What you should do: Every record below is to be retyped exactly.

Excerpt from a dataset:
——————————

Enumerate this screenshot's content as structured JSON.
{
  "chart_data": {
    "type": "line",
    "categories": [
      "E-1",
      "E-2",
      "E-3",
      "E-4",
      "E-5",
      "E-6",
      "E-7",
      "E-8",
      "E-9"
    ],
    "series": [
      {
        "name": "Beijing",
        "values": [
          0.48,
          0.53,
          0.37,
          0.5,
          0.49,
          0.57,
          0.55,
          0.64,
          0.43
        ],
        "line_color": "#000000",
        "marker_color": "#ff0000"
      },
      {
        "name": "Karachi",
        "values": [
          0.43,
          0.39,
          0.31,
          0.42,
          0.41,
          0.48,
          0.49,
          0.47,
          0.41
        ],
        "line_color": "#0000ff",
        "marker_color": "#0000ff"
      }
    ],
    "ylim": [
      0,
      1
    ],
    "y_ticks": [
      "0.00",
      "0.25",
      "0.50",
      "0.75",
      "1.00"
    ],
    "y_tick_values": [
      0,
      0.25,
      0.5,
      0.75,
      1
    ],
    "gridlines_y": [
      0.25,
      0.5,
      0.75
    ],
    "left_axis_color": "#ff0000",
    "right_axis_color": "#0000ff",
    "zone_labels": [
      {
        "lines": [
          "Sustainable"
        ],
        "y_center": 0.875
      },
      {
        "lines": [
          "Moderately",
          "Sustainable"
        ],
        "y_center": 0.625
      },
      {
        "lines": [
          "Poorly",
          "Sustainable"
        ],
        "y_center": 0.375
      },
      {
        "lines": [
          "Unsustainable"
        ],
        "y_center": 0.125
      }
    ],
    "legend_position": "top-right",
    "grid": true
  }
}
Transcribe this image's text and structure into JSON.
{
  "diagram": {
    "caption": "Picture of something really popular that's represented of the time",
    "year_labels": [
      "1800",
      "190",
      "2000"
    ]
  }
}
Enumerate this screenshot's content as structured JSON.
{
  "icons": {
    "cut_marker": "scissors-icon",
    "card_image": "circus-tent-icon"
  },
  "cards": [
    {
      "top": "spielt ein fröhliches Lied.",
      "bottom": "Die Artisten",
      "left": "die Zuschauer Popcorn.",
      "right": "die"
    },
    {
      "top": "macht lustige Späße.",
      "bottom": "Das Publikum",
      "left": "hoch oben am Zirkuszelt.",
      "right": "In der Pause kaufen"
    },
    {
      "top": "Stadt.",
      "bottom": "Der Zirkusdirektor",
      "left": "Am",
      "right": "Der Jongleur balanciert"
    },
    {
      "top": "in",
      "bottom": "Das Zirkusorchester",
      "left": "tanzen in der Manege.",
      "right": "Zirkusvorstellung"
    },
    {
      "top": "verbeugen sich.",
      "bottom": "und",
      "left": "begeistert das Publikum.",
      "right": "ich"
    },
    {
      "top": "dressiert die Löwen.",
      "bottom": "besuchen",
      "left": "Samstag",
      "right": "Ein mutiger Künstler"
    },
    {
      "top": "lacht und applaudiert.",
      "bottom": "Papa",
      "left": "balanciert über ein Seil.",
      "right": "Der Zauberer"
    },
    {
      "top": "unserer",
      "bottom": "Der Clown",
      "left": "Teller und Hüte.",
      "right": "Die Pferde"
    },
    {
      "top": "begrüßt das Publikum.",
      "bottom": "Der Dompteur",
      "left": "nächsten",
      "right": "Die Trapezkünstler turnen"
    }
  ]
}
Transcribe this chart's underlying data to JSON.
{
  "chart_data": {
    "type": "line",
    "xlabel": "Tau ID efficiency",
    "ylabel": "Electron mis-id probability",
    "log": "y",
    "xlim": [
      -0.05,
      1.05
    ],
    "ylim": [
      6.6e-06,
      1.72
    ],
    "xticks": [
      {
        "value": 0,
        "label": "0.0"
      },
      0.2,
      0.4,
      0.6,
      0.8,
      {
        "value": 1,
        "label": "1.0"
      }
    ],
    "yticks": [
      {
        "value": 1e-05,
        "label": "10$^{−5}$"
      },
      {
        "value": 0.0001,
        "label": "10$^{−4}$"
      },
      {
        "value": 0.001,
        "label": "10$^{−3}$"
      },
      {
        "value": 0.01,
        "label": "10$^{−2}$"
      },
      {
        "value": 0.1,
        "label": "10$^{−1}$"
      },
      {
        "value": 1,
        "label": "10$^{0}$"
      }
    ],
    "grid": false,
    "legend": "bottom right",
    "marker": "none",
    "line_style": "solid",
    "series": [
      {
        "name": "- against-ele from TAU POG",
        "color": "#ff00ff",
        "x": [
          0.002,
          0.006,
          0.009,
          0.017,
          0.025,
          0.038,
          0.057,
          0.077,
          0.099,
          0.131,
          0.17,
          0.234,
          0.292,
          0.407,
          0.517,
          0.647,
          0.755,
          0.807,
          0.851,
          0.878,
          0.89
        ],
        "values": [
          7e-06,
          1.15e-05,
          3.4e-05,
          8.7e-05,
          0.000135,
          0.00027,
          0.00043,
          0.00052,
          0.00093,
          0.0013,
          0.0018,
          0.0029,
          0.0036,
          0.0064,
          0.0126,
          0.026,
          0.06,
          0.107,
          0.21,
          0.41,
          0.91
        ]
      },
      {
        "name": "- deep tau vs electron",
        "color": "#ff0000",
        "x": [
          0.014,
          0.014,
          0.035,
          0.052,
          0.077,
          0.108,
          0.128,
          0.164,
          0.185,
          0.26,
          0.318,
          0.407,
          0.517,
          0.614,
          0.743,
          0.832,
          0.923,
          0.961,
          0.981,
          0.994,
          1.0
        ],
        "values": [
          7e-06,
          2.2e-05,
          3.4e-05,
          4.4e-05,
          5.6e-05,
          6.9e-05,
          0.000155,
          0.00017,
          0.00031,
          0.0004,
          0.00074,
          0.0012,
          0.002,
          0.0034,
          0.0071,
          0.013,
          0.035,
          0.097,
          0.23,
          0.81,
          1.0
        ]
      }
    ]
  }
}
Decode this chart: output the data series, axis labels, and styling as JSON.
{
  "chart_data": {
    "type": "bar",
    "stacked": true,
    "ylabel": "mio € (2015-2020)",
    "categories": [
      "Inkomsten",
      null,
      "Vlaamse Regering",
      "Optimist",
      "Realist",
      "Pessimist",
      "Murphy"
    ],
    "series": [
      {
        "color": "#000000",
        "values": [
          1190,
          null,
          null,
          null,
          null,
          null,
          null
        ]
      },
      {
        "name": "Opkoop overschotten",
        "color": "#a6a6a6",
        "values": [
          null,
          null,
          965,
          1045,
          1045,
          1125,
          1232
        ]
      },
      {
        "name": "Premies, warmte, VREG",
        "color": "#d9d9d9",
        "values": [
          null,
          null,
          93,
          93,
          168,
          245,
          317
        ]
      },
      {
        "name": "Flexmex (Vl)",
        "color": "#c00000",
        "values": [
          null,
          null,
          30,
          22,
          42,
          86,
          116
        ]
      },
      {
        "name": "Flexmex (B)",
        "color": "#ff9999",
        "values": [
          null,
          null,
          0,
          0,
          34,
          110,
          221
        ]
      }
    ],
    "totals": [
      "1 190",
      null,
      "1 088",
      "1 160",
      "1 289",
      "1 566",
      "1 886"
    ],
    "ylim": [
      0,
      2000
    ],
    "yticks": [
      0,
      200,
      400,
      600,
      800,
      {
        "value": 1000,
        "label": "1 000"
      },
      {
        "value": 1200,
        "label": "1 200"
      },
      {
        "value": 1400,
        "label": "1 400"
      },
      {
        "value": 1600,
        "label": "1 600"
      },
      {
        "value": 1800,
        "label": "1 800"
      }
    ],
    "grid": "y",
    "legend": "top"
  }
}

——————————

Final answer:
Enumerate this screenshot's content as structured JSON.
{
  "chart_data": {
    "type": "line",
    "categories": [
      "E-1",
      "E-2",
      "E-3",
      "E-4",
      "E-5",
      "E-6",
      "E-7",
      "E-8",
      "E-9"
    ],
    "series": [
      {
        "name": "Beijing",
        "values": [
          0.48,
          0.53,
          0.37,
          0.5,
          0.49,
          0.57,
          0.55,
          0.64,
          0.43
        ],
        "line_color": "#000000",
        "marker_color": "#ff0000"
      },
      {
        "name": "Karachi",
        "values": [
          0.43,
          0.39,
          0.31,
          0.42,
          0.41,
          0.48,
          0.49,
          0.47,
          0.41
        ],
        "line_color": "#0000ff",
        "marker_color": "#0000ff"
      }
    ],
    "ylim": [
      0,
      1
    ],
    "y_ticks": [
      "0.00",
      "0.25",
      "0.50",
      "0.75",
      "1.00"
    ],
    "y_tick_values": [
      0,
      0.25,
      0.5,
      0.75,
      1
    ],
    "gridlines_y": [
      0.25,
      0.5,
      0.75
    ],
    "left_axis_color": "#ff0000",
    "right_axis_color": "#0000ff",
    "zone_labels": [
      {
        "lines": [
          "Sustainable"
        ],
        "y_center": 0.875
      },
      {
        "lines": [
          "Moderately",
          "Sustainable"
        ],
        "y_center": 0.625
      },
      {
        "lines": [
          "Poorly",
          "Sustainable"
        ],
        "y_center": 0.375
      },
      {
        "lines": [
          "Unsustainable"
        ],
        "y_center": 0.125
      }
    ],
    "legend_position": "top-right",
    "grid": true
  }
}
Transcribe this image's text and structure into JSON.
{
  "diagram": {
    "caption": "Picture of something really popular that's represented of the time",
    "year_labels": [
      "1800",
      "190",
      "2000"
    ]
  }
}
Enumerate this screenshot's content as structured JSON.
{
  "icons": {
    "cut_marker": "scissors-icon",
    "card_image": "circus-tent-icon"
  },
  "cards": [
    {
      "top": "spielt ein fröhliches Lied.",
      "bottom": "Die Artisten",
      "left": "die Zuschauer Popcorn.",
      "right": "die"
    },
    {
      "top": "macht lustige Späße.",
      "bottom": "Das Publikum",
      "left": "hoch oben am Zirkuszelt.",
      "right": "In der Pause kaufen"
    },
    {
      "top": "Stadt.",
      "bottom": "Der Zirkusdirektor",
      "left": "Am",
      "right": "Der Jongleur balanciert"
    },
    {
      "top": "in",
      "bottom": "Das Zirkusorchester",
      "left": "tanzen in der Manege.",
      "right": "Zirkusvorstellung"
    },
    {
      "top": "verbeugen sich.",
      "bottom": "und",
      "left": "begeistert das Publikum.",
      "right": "ich"
    },
    {
      "top": "dressiert die Löwen.",
      "bottom": "besuchen",
      "left": "Samstag",
      "right": "Ein mutiger Künstler"
    },
    {
      "top": "lacht und applaudiert.",
      "bottom": "Papa",
      "left": "balanciert über ein Seil.",
      "right": "Der Zauberer"
    },
    {
      "top": "unserer",
      "bottom": "Der Clown",
      "left": "Teller und Hüte.",
      "right": "Die Pferde"
    },
    {
      "top": "begrüßt das Publikum.",
      "bottom": "Der Dompteur",
      "left": "nächsten",
      "right": "Die Trapezkünstler turnen"
    }
  ]
}
Transcribe this chart's underlying data to JSON.
{
  "chart_data": {
    "type": "line",
    "xlabel": "Tau ID efficiency",
    "ylabel": "Electron mis-id probability",
    "log": "y",
    "xlim": [
      -0.05,
      1.05
    ],
    "ylim": [
      6.6e-06,
      1.72
    ],
    "xticks": [
      {
        "value": 0,
        "label": "0.0"
      },
      0.2,
      0.4,
      0.6,
      0.8,
      {
        "value": 1,
        "label": "1.0"
      }
    ],
    "yticks": [
      {
        "value": 1e-05,
        "label": "10$^{−5}$"
      },
      {
        "value": 0.0001,
        "label": "10$^{−4}$"
      },
      {
        "value": 0.001,
        "label": "10$^{−3}$"
      },
      {
        "value": 0.01,
        "label": "10$^{−2}$"
      },
      {
        "value": 0.1,
        "label": "10$^{−1}$"
      },
      {
        "value": 1,
        "label": "10$^{0}$"
      }
    ],
    "grid": false,
    "legend": "bottom right",
    "marker": "none",
    "line_style": "solid",
    "series": [
      {
        "name": "- against-ele from TAU POG",
        "color": "#ff00ff",
        "x": [
          0.002,
          0.006,
          0.009,
          0.017,
          0.025,
          0.038,
          0.057,
          0.077,
          0.099,
          0.131,
          0.17,
          0.234,
          0.292,
          0.407,
          0.517,
          0.647,
          0.755,
          0.807,
          0.851,
          0.878,
          0.89
        ],
        "values": [
          7e-06,
          1.15e-05,
          3.4e-05,
          8.7e-05,
          0.000135,
          0.00027,
          0.00043,
          0.00052,
          0.00093,
          0.0013,
          0.0018,
          0.0029,
          0.0036,
          0.0064,
          0.0126,
          0.026,
          0.06,
          0.107,
          0.21,
          0.41,
          0.91
        ]
      },
      {
        "name": "- deep tau vs electron",
        "color": "#ff0000",
        "x": [
          0.014,
          0.014,
          0.035,
          0.052,
          0.077,
          0.108,
          0.128,
          0.164,
          0.185,
          0.26,
          0.318,
          0.407,
          0.517,
          0.614,
          0.743,
          0.832,
          0.923,
          0.961,
          0.981,
          0.994,
          1.0
        ],
        "values": [
          7e-06,
          2.2e-05,
          3.4e-05,
          4.4e-05,
          5.6e-05,
          6.9e-05,
          0.000155,
          0.00017,
          0.00031,
          0.0004,
          0.00074,
          0.0012,
          0.002,
          0.0034,
          0.0071,
          0.013,
          0.035,
          0.097,
          0.23,
          0.81,
          1.0
        ]
      }
    ]
  }
}
Decode this chart: output the data series, axis labels, and styling as JSON.
{
  "chart_data": {
    "type": "bar",
    "stacked": true,
    "ylabel": "mio € (2015-2020)",
    "categories": [
      "Inkomsten",
      null,
      "Vlaamse Regering",
      "Optimist",
      "Realist",
      "Pessimist",
      "Murphy"
    ],
    "series": [
      {
        "color": "#000000",
        "values": [
          1190,
          null,
          null,
          null,
          null,
          null,
          null
        ]
      },
      {
        "name": "Opkoop overschotten",
        "color": "#a6a6a6",
        "values": [
          null,
          null,
          965,
          1045,
          1045,
          1125,
          1232
        ]
      },
      {
        "name": "Premies, warmte, VREG",
        "color": "#d9d9d9",
        "values": [
          null,
          null,
          93,
          93,
          168,
          245,
          317
        ]
      },
      {
        "name": "Flexmex (Vl)",
        "color": "#c00000",
        "values": [
          null,
          null,
          30,
          22,
          42,
          86,
          116
        ]
      },
      {
        "name": "Flexmex (B)",
        "color": "#ff9999",
        "values": [
          null,
          null,
          0,
          0,
          34,
          110,
          221
        ]
      }
    ],
    "totals": [
      "1 190",
      null,
      "1 088",
      "1 160",
      "1 289",
      "1 566",
      "1 886"
    ],
    "ylim": [
      0,
      2000
    ],
    "yticks": [
      0,
      200,
      400,
      600,
      800,
      {
        "value": 1000,
        "label": "1 000"
      },
      {
        "value": 1200,
        "label": "1 200"
      },
      {
        "value": 1400,
        "label": "1 400"
      },
      {
        "value": 1600,
        "label": "1 600"
      },
      {
        "value": 1800,
        "label": "1 800"
      }
    ],
    "grid": "y",
    "legend": "top"
  }
}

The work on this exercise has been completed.